▶ **BRIEF**
Look over the lines below. Report each one that includes the string "accuracy".

▶ **RECORDS FOR THIS TASK**

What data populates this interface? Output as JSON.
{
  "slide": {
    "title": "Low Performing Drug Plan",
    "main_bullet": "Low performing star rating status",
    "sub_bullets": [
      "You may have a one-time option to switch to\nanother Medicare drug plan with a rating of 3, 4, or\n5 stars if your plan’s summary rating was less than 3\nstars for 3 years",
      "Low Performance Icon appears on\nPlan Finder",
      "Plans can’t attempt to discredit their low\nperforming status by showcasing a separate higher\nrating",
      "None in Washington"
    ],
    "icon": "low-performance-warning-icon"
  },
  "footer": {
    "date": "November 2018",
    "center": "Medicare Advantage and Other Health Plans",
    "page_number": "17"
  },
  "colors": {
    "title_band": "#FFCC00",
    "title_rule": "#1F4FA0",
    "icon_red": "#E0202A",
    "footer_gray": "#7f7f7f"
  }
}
...
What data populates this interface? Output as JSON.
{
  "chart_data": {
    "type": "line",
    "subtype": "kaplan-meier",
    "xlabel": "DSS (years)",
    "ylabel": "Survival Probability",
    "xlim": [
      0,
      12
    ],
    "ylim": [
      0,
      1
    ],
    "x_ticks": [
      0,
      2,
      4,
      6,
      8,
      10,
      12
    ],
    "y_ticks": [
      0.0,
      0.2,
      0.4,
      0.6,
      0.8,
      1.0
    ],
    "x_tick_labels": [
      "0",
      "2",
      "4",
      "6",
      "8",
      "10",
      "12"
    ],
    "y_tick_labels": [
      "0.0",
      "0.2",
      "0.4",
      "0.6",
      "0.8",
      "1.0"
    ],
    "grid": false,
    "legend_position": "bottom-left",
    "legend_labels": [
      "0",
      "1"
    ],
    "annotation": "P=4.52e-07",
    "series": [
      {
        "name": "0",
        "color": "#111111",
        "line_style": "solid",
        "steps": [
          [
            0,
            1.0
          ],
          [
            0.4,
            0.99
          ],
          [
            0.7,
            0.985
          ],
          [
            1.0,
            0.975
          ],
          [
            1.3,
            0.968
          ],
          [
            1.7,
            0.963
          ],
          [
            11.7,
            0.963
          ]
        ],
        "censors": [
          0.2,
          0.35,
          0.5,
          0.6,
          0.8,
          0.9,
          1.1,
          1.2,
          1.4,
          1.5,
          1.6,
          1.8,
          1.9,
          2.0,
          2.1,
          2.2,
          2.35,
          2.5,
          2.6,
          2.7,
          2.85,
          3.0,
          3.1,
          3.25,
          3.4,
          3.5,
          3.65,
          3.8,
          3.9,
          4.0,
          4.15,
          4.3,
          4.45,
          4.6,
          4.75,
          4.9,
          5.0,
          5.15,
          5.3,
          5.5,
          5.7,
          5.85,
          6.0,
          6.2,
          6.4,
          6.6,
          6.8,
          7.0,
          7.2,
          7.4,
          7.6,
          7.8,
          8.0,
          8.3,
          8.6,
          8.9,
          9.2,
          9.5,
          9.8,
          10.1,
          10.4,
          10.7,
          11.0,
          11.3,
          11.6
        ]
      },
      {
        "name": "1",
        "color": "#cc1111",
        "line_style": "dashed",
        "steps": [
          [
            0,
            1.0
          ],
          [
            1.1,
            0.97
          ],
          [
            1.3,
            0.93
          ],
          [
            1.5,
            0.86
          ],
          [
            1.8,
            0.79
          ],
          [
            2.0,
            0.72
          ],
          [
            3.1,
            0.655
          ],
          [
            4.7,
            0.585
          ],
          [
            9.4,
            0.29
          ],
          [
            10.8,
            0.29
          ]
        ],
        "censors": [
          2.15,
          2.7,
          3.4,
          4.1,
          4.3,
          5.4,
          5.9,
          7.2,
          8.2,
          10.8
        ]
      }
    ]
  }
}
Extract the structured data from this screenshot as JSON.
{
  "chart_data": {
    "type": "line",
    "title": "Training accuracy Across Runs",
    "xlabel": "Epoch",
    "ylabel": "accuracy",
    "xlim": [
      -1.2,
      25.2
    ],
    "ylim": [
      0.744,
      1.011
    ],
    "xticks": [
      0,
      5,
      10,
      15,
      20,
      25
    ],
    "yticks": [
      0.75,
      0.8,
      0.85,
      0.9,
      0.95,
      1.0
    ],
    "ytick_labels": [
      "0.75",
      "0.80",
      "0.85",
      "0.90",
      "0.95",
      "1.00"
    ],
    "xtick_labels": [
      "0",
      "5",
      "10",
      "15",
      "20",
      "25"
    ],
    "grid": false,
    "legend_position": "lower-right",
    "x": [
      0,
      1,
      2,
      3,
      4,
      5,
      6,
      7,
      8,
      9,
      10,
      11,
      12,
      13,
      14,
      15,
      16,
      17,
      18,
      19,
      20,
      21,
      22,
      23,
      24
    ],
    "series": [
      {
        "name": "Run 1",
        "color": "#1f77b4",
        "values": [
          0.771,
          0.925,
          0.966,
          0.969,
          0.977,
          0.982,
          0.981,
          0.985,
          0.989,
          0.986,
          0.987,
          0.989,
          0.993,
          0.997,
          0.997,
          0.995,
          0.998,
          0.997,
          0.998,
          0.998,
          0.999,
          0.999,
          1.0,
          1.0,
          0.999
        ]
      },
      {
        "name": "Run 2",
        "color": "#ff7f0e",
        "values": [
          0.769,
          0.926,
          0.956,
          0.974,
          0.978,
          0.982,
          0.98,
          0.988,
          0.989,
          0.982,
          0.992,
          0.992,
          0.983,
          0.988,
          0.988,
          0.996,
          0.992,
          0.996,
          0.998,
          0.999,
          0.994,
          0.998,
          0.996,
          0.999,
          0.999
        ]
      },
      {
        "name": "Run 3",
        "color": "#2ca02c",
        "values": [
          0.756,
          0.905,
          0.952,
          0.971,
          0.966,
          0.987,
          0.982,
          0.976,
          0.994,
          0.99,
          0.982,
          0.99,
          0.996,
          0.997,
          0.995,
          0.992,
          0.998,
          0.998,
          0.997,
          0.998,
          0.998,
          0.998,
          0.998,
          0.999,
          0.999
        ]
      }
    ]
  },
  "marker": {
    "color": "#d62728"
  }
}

▶ **THE OUTPUT**
    "title": "Training accuracy Across Runs",
    "ylabel": "accuracy",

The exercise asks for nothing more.